The task ▸
Which lines hold the word "капіталу"? Copy each of them.

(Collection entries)
--------
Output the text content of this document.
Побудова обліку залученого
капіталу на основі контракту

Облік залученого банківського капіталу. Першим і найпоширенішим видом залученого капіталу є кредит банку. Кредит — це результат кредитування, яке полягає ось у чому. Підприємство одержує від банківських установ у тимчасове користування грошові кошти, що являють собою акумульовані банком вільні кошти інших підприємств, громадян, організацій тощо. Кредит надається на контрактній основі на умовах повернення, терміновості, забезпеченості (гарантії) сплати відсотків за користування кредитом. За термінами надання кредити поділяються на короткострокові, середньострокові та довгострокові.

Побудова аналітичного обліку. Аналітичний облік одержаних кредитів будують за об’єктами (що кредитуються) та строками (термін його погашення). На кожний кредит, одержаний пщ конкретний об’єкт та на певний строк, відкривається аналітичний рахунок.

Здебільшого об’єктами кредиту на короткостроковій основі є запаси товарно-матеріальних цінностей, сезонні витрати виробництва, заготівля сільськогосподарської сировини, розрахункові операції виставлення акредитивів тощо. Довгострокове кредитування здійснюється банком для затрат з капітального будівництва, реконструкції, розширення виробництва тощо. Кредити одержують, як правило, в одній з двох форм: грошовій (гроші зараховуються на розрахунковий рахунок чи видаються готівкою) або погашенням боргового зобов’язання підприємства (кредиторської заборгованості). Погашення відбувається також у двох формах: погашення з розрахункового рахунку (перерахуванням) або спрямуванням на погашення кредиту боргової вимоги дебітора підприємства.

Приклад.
--------
Result ▸
капіталу на основі контракту
Облік залученого банківського капіталу. Першим і найпоширенішим видом залученого капіталу є кредит банку. Кредит — це результат кредитування, яке полягає ось у чому. Підприємство одержує від банківських установ у тимчасове користування грошові кошти, що являють собою акумульовані банком вільні кошти інших підприємств, громадян, організацій тощо. Кредит надається на контрактній основі на умовах повернення, терміновості, забезпеченості (гарантії) сплати відсотків за користування кредитом. За термінами надання кредити поділяються на короткострокові, середньострокові та довгострокові.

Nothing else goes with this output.